• **TASK DIRECTIONS**
Gather each line containing the string "ylabel" from these entries.

* start *

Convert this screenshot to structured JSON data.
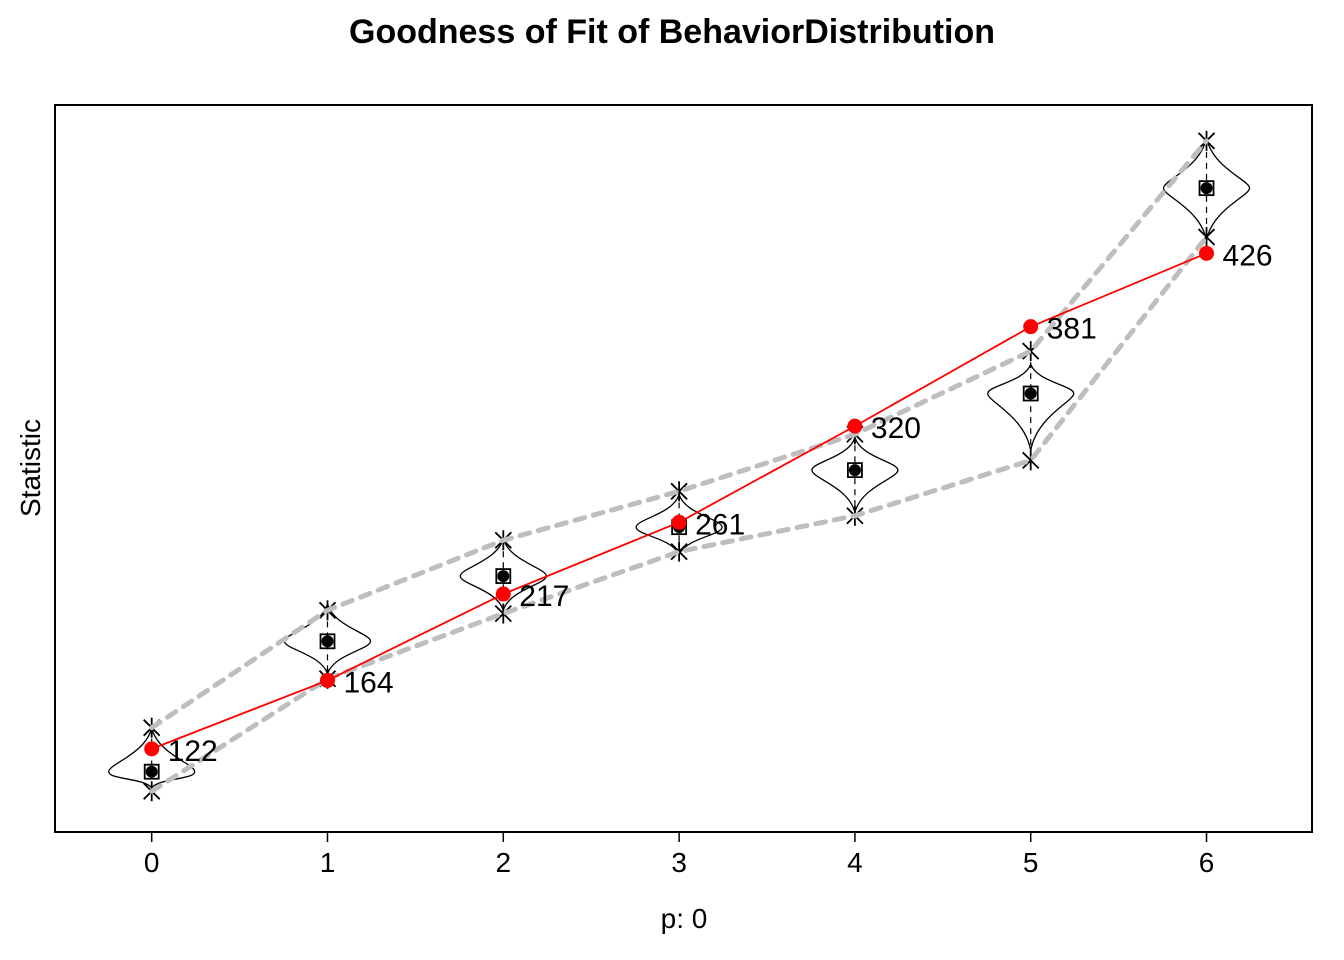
{
  "chart_data": {
    "type": "line",
    "title": "Goodness of Fit of BehaviorDistribution",
    "xlabel": "p: 0",
    "ylabel": "Statistic",
    "x": [
      0,
      1,
      2,
      3,
      4,
      5,
      6
    ],
    "observed": {
      "color": "#ff0000",
      "values": [
        122,
        164,
        217,
        261,
        320,
        381,
        426
      ]
    },
    "observed_labels": [
      "122",
      "164",
      "217",
      "261",
      "320",
      "381",
      "426"
    ],
    "simulated": {
      "median": [
        108,
        188,
        228,
        258,
        293,
        340,
        466
      ],
      "band_upper": [
        135,
        207,
        250,
        280,
        315,
        366,
        495
      ],
      "band_lower": [
        96,
        165,
        205,
        243,
        265,
        299,
        436
      ],
      "violin_max": [
        135,
        211,
        251,
        278,
        313,
        358,
        497
      ],
      "violin_min": [
        98,
        168,
        207,
        241,
        267,
        305,
        434
      ]
    },
    "band_color": "#bebebe",
    "ylim": [
      71,
      517
    ],
    "xlim": [
      -0.55,
      6.6
    ],
    "grid": false,
    "legend": "none"
  }
}
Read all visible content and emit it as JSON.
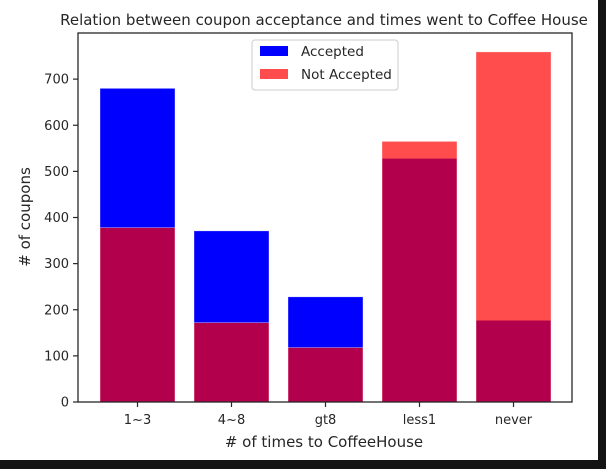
{
  "chart_data": {
    "type": "bar",
    "stacking": "overlay",
    "title": "Relation between coupon acceptance and times went to Coffee House",
    "xlabel": "# of times to CoffeeHouse",
    "ylabel": "# of coupons",
    "categories": [
      "1~3",
      "4~8",
      "gt8",
      "less1",
      "never"
    ],
    "ylim": [
      0,
      800
    ],
    "yticks": [
      0,
      100,
      200,
      300,
      400,
      500,
      600,
      700
    ],
    "grid": false,
    "legend": "upper center",
    "series": [
      {
        "name": "Accepted",
        "values": [
          680,
          371,
          228,
          528,
          177
        ],
        "color": "#0000ff",
        "alpha": 1.0
      },
      {
        "name": "Not Accepted",
        "values": [
          378,
          172,
          118,
          565,
          759
        ],
        "color": "#ff0000",
        "alpha": 0.7
      }
    ]
  }
}
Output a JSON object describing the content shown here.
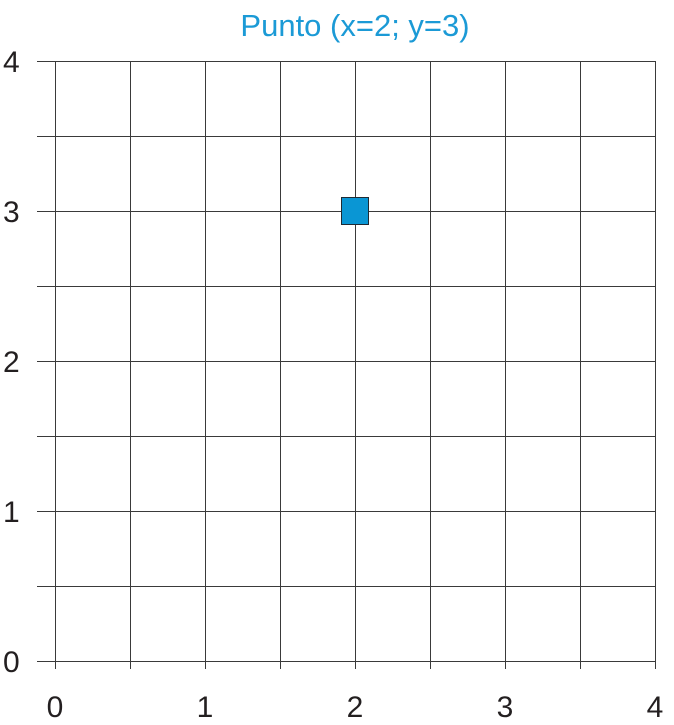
{
  "chart_data": {
    "type": "scatter",
    "title": "Punto (x=2; y=3)",
    "xlabel": "",
    "ylabel": "",
    "xlim": [
      0,
      4
    ],
    "ylim": [
      0,
      4
    ],
    "x_ticks": [
      "0",
      "1",
      "2",
      "3",
      "4"
    ],
    "y_ticks": [
      "0",
      "1",
      "2",
      "3",
      "4"
    ],
    "grid": true,
    "grid_step": 0.5,
    "series": [
      {
        "points": [
          {
            "x": 2,
            "y": 3
          }
        ],
        "marker": "square",
        "color": "#0a96d4"
      }
    ]
  },
  "colors": {
    "title": "#1b9ad6",
    "grid": "#3a3a3a",
    "tick_text": "#231f20"
  }
}
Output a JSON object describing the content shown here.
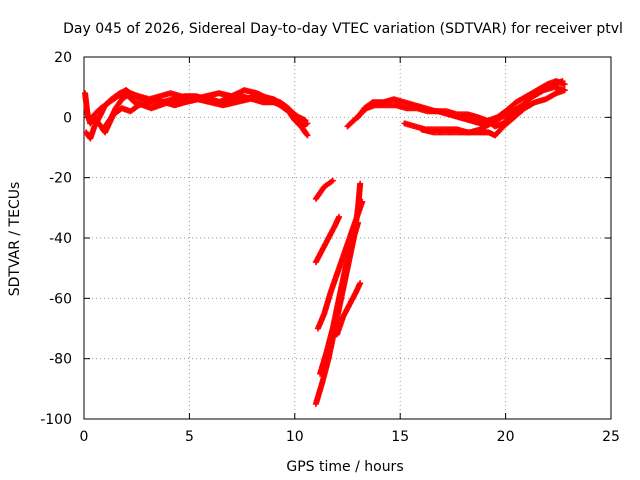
{
  "chart_data": {
    "type": "scatter",
    "title": "Day 045 of 2026, Sidereal Day-to-day VTEC variation (SDTVAR) for receiver ptvl",
    "xlabel": "GPS time / hours",
    "ylabel": "SDTVAR / TECUs",
    "xlim": [
      0,
      25
    ],
    "ylim": [
      -100,
      20
    ],
    "xticks": [
      "0",
      "5",
      "10",
      "15",
      "20",
      "25"
    ],
    "yticks": [
      "-100",
      "-80",
      "-60",
      "-40",
      "-20",
      "0",
      "20"
    ],
    "grid": true,
    "marker": "+",
    "color": "#ff0000",
    "series": [
      {
        "x": [
          0.05,
          0.1,
          0.15,
          0.2,
          0.3,
          0.5,
          0.8,
          1.2,
          1.6,
          1.9,
          2.1,
          2.4,
          2.8,
          3.2,
          3.6,
          4.0,
          4.5,
          5.0,
          5.5,
          6.0,
          6.5,
          7.0,
          7.5,
          8.0,
          8.5,
          9.0,
          9.4,
          9.8,
          10.2,
          10.5
        ],
        "y": [
          8,
          5,
          2,
          0,
          -2,
          1,
          3,
          5,
          7,
          8,
          7,
          5,
          4,
          3,
          4,
          5,
          6,
          6,
          6,
          6,
          5,
          6,
          7,
          6,
          5,
          5,
          4,
          2,
          0,
          -1
        ]
      },
      {
        "x": [
          0.1,
          0.3,
          0.5,
          0.8,
          1.0,
          1.3,
          1.7,
          2.0,
          2.4,
          2.8,
          3.2,
          3.7,
          4.2,
          4.8,
          5.3,
          5.9,
          6.4,
          7.0,
          7.6,
          8.2,
          8.8,
          9.3,
          9.7,
          10.0,
          10.3,
          10.6
        ],
        "y": [
          -5,
          -7,
          -3,
          1,
          4,
          6,
          8,
          9,
          7,
          6,
          5,
          5,
          6,
          7,
          7,
          6,
          5,
          7,
          9,
          8,
          6,
          4,
          2,
          -1,
          -3,
          -2
        ]
      },
      {
        "x": [
          0.3,
          0.5,
          0.8,
          1.0,
          1.2,
          1.4,
          1.8,
          2.2,
          2.6,
          3.0,
          3.4,
          3.8,
          4.3,
          4.8,
          5.4,
          6.0,
          6.6,
          7.2,
          7.8,
          8.4,
          9.0,
          9.5,
          9.9,
          10.2,
          10.5
        ],
        "y": [
          -2,
          0,
          -3,
          -5,
          -2,
          1,
          3,
          2,
          4,
          5,
          6,
          5,
          4,
          5,
          6,
          5,
          4,
          5,
          6,
          7,
          6,
          4,
          1,
          -2,
          -5
        ]
      },
      {
        "x": [
          0.9,
          1.1,
          1.3,
          1.5,
          1.8,
          2.2,
          2.6,
          3.1,
          3.6,
          4.1,
          4.6,
          5.2,
          5.8,
          6.4,
          7.0,
          7.6,
          8.2,
          8.8,
          9.3,
          9.7,
          10.1,
          10.4,
          10.6
        ],
        "y": [
          -4,
          -2,
          0,
          3,
          6,
          8,
          7,
          6,
          7,
          8,
          7,
          6,
          7,
          8,
          7,
          6,
          7,
          6,
          5,
          3,
          0,
          -4,
          -6
        ]
      },
      {
        "x": [
          11.0,
          11.3,
          11.6,
          11.9,
          12.1
        ],
        "y": [
          -48,
          -44,
          -40,
          -36,
          -33
        ]
      },
      {
        "x": [
          11.0,
          11.2,
          11.4,
          11.6,
          11.8
        ],
        "y": [
          -27,
          -25,
          -23,
          -22,
          -21
        ]
      },
      {
        "x": [
          11.0,
          11.3,
          11.6,
          11.9,
          12.2,
          12.5,
          12.8,
          13.0,
          13.1
        ],
        "y": [
          -95,
          -88,
          -80,
          -70,
          -60,
          -50,
          -40,
          -30,
          -22
        ]
      },
      {
        "x": [
          11.2,
          11.5,
          11.8,
          12.1,
          12.4,
          12.7,
          13.0
        ],
        "y": [
          -85,
          -78,
          -70,
          -60,
          -50,
          -42,
          -35
        ]
      },
      {
        "x": [
          11.1,
          11.4,
          11.7,
          12.0,
          12.3,
          12.6,
          12.9,
          13.2
        ],
        "y": [
          -70,
          -65,
          -58,
          -52,
          -46,
          -40,
          -34,
          -28
        ]
      },
      {
        "x": [
          12.0,
          12.3,
          12.6,
          12.9,
          13.1
        ],
        "y": [
          -72,
          -66,
          -62,
          -58,
          -55
        ]
      },
      {
        "x": [
          12.5,
          12.8,
          13.1,
          13.4,
          13.8,
          14.3,
          14.8,
          15.3,
          15.8,
          16.3,
          16.8,
          17.3,
          17.8,
          18.3,
          18.8,
          19.2,
          19.6,
          20.0,
          20.5,
          21.0,
          21.5,
          22.0,
          22.4,
          22.8
        ],
        "y": [
          -3,
          -1,
          1,
          3,
          4,
          4,
          4,
          3,
          3,
          2,
          2,
          1,
          0,
          -1,
          -2,
          -1,
          0,
          2,
          5,
          7,
          9,
          11,
          12,
          11
        ]
      },
      {
        "x": [
          13.0,
          13.3,
          13.7,
          14.2,
          14.7,
          15.2,
          15.7,
          16.2,
          16.7,
          17.2,
          17.7,
          18.2,
          18.7,
          19.1,
          19.5,
          19.9,
          20.3,
          20.8,
          21.3,
          21.8,
          22.3,
          22.8
        ],
        "y": [
          0,
          3,
          5,
          5,
          6,
          5,
          4,
          3,
          2,
          2,
          1,
          1,
          0,
          -1,
          -3,
          -2,
          1,
          4,
          7,
          9,
          10,
          9
        ]
      },
      {
        "x": [
          15.2,
          15.7,
          16.2,
          16.7,
          17.2,
          17.7,
          18.2,
          18.7,
          19.2,
          19.5,
          19.9,
          20.4,
          20.9,
          21.4,
          21.9,
          22.4,
          22.8
        ],
        "y": [
          -2,
          -3,
          -4,
          -4,
          -4,
          -4,
          -5,
          -5,
          -5,
          -6,
          -3,
          0,
          3,
          5,
          6,
          8,
          9
        ]
      },
      {
        "x": [
          16.0,
          16.6,
          17.2,
          17.8,
          18.3,
          18.8,
          19.3,
          19.8,
          20.3,
          20.8,
          21.3,
          21.8,
          22.3,
          22.7
        ],
        "y": [
          -4,
          -5,
          -5,
          -5,
          -5,
          -4,
          -2,
          0,
          2,
          4,
          7,
          9,
          11,
          12
        ]
      }
    ]
  }
}
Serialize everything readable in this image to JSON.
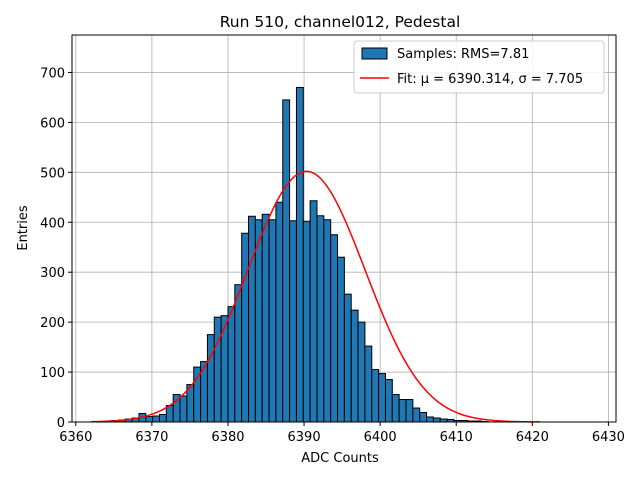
{
  "chart_data": {
    "type": "bar",
    "title": "Run 510, channel012, Pedestal",
    "xlabel": "ADC Counts",
    "ylabel": "Entries",
    "xlim": [
      6359.5,
      6431.0
    ],
    "ylim": [
      0,
      775
    ],
    "xticks": [
      6360,
      6370,
      6380,
      6390,
      6400,
      6410,
      6420,
      6430
    ],
    "yticks": [
      0,
      100,
      200,
      300,
      400,
      500,
      600,
      700
    ],
    "grid": true,
    "legend_position": "top-right",
    "histogram": {
      "name": "Samples: RMS=7.81",
      "color": "#1f77b4",
      "bin_edges_start": 6362.0,
      "bin_width": 0.9,
      "values": [
        0,
        1,
        1,
        3,
        4,
        6,
        8,
        17,
        11,
        12,
        15,
        33,
        55,
        52,
        75,
        110,
        121,
        175,
        210,
        213,
        231,
        275,
        378,
        412,
        405,
        416,
        405,
        440,
        645,
        403,
        670,
        402,
        443,
        413,
        405,
        375,
        330,
        256,
        224,
        200,
        152,
        105,
        97,
        85,
        55,
        45,
        45,
        28,
        19,
        10,
        8,
        6,
        5,
        3,
        3,
        2,
        2,
        1,
        0,
        0,
        0,
        0,
        0,
        0,
        0
      ]
    },
    "fit": {
      "name": "Fit: μ = 6390.314, σ = 7.705",
      "color": "#ff0000",
      "mu": 6390.314,
      "sigma": 7.705,
      "amplitude": 502,
      "x_range": [
        6362.0,
        6421.0
      ]
    }
  }
}
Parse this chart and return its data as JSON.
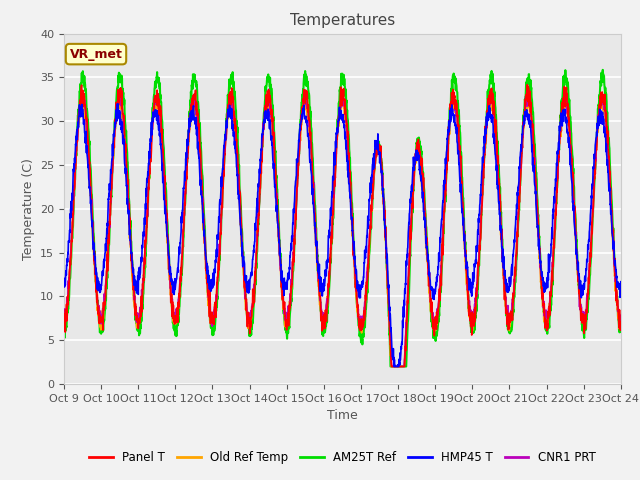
{
  "title": "Temperatures",
  "xlabel": "Time",
  "ylabel": "Temperature (C)",
  "ylim": [
    0,
    40
  ],
  "x_tick_labels": [
    "Oct 9",
    "Oct 10",
    "Oct 11",
    "Oct 12",
    "Oct 13",
    "Oct 14",
    "Oct 15",
    "Oct 16",
    "Oct 17",
    "Oct 18",
    "Oct 19",
    "Oct 20",
    "Oct 21",
    "Oct 22",
    "Oct 23",
    "Oct 24"
  ],
  "legend_labels": [
    "Panel T",
    "Old Ref Temp",
    "AM25T Ref",
    "HMP45 T",
    "CNR1 PRT"
  ],
  "legend_colors": [
    "#ff0000",
    "#ffa500",
    "#00dd00",
    "#0000ff",
    "#bb00bb"
  ],
  "line_widths": [
    1.2,
    1.2,
    1.5,
    1.2,
    1.2
  ],
  "annotation_text": "VR_met",
  "annotation_bg": "#ffffcc",
  "annotation_border": "#aa8800",
  "axes_bg": "#e8e8e8",
  "fig_bg": "#f2f2f2",
  "title_fontsize": 11,
  "label_fontsize": 9,
  "tick_fontsize": 8,
  "yticks": [
    0,
    5,
    10,
    15,
    20,
    25,
    30,
    35,
    40
  ]
}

* end *

• **OUTPUT**
    "ylabel": "Statistic",
    "ylabel": "# of coupons",
    "ylabel": "",
    "ylabel": "SDTVAR / TECUs",
    "ylabel": "Entries",
  "ylabel": "Temperature (C)",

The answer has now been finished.